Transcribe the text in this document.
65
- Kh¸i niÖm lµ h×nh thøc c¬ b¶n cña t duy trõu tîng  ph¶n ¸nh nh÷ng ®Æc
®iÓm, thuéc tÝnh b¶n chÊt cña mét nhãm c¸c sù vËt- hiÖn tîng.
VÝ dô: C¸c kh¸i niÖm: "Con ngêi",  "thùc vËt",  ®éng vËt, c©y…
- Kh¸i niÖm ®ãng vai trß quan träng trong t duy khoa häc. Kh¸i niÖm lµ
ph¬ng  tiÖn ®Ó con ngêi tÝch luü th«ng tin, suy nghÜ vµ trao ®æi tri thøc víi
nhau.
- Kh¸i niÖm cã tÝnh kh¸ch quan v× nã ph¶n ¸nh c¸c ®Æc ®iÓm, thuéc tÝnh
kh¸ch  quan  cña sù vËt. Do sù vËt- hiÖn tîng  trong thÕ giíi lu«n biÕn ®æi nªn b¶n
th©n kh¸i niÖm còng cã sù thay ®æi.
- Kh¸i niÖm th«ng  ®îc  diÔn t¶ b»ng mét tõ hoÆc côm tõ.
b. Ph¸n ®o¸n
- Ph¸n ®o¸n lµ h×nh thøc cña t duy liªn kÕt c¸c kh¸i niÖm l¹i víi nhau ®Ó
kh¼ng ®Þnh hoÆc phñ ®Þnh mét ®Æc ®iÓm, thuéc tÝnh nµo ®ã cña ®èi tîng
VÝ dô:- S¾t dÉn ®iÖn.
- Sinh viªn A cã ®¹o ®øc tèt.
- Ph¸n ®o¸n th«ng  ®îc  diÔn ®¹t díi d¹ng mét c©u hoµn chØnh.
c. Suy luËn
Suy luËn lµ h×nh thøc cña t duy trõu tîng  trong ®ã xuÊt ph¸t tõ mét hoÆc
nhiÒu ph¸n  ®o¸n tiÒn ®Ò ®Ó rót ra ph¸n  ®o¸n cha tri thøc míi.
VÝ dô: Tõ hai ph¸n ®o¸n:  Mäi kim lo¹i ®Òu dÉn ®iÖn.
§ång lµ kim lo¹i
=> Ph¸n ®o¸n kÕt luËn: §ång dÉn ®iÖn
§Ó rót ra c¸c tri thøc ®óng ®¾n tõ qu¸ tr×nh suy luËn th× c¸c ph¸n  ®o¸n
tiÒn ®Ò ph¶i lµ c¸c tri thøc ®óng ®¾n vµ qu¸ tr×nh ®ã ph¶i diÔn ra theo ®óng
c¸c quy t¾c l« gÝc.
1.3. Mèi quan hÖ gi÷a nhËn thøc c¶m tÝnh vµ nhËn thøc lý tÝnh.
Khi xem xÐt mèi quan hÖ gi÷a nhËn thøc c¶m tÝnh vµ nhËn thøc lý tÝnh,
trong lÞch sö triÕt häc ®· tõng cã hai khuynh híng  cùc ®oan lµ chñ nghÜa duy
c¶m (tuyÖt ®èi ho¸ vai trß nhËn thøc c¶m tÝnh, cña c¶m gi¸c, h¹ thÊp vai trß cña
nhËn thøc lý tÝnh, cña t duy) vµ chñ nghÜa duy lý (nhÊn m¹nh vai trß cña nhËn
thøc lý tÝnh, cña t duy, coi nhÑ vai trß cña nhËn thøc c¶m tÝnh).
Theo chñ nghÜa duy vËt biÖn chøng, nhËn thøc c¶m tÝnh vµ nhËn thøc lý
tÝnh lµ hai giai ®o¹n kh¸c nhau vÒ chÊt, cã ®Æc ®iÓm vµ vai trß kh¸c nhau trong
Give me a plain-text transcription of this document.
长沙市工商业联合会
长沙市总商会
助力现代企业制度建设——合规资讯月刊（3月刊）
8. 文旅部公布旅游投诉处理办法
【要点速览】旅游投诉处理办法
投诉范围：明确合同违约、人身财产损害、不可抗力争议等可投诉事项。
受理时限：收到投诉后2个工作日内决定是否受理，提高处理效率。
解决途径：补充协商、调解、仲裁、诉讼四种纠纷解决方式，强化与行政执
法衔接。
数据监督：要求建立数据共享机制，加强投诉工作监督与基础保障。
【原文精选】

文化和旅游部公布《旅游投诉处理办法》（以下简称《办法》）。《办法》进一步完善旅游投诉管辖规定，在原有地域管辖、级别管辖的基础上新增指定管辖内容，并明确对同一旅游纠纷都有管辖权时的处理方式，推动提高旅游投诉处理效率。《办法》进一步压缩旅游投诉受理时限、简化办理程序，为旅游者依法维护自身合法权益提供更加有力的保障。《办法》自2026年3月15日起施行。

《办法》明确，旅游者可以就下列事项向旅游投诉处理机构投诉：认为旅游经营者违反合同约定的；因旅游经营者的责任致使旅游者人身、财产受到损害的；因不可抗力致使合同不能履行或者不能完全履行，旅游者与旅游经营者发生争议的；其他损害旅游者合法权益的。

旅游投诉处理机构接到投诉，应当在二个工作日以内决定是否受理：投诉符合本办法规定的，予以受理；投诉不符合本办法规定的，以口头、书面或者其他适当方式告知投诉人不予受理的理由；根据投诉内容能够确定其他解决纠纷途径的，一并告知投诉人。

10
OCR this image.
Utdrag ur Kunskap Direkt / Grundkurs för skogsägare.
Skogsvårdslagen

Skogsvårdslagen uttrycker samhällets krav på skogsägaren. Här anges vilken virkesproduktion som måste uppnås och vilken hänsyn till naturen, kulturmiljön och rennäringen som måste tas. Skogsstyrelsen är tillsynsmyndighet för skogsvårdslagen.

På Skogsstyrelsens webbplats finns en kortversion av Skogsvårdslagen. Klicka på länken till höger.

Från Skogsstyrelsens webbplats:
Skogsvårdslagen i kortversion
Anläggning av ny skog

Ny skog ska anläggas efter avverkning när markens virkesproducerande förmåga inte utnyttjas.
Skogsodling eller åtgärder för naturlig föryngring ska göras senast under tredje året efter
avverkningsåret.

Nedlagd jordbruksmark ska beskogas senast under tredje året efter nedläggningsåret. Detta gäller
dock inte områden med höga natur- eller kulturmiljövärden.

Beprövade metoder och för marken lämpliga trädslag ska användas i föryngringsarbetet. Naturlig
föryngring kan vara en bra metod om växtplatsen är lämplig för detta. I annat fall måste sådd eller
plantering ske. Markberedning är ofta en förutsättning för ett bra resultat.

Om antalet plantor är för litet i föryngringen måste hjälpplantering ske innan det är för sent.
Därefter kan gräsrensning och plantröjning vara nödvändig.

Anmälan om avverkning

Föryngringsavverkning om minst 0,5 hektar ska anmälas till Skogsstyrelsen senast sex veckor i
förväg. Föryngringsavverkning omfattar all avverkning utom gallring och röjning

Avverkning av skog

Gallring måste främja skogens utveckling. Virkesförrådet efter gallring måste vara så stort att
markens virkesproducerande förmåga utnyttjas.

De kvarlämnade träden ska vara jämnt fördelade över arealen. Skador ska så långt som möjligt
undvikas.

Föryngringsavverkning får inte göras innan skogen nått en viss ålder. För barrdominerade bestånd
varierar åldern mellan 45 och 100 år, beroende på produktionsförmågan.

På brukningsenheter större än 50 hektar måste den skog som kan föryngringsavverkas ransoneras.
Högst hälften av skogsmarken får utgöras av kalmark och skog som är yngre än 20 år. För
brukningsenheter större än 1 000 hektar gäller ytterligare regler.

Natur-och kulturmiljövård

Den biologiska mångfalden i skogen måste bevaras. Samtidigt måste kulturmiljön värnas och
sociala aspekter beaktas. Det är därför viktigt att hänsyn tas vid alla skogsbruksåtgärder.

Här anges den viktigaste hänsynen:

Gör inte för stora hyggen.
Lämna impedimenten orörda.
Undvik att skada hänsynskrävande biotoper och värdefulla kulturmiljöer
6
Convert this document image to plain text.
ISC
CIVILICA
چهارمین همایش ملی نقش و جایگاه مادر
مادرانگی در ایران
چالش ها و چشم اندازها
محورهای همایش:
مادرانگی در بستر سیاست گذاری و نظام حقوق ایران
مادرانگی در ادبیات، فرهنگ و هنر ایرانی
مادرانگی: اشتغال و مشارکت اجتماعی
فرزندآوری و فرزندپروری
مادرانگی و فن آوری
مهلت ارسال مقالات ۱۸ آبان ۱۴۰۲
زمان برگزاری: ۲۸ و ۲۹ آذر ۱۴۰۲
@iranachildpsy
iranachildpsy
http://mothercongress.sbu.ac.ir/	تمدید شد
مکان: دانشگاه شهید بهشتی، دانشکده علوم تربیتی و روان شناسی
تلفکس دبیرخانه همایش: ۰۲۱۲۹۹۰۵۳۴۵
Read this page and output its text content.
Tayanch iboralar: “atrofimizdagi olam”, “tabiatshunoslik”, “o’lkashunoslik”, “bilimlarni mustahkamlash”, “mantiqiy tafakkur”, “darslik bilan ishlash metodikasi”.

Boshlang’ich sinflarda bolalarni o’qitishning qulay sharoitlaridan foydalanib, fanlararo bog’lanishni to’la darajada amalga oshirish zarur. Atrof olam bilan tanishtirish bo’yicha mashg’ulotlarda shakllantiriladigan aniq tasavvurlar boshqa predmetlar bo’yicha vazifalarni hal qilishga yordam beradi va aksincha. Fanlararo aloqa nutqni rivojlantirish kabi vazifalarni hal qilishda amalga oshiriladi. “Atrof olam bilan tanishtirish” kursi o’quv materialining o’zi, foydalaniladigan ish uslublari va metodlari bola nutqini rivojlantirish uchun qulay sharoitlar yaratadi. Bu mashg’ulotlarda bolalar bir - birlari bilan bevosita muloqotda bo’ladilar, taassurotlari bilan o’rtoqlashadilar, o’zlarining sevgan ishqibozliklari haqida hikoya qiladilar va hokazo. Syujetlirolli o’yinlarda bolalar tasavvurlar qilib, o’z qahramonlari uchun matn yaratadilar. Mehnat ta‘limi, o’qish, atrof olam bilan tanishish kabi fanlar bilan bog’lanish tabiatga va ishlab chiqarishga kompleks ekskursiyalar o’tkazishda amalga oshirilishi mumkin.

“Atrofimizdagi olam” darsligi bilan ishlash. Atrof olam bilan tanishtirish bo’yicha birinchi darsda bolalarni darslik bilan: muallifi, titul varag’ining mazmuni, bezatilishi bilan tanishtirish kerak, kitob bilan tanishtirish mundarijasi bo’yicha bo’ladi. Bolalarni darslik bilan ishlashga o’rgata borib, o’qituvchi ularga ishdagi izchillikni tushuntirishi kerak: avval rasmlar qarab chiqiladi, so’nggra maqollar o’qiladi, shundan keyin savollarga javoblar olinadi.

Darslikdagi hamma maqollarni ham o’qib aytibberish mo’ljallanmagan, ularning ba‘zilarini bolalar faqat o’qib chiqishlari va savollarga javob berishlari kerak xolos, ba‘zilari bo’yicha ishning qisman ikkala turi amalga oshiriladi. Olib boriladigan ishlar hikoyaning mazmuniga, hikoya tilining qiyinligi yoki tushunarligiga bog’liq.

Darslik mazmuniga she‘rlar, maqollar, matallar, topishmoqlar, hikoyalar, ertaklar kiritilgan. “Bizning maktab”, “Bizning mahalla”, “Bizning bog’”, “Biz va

* **Problem statement**: All lines above with "inte" in them should be returned.

* **Response below**:
Ny skog ska anläggas efter avverkning när markens virkesproducerande förmåga inte utnyttjas.
dock inte områden med höga natur- eller kulturmiljövärden.
Föryngringsavverkning får inte göras innan skogen nått en viss ålder. För barrdominerade bestånd
Gör inte för stora hyggen.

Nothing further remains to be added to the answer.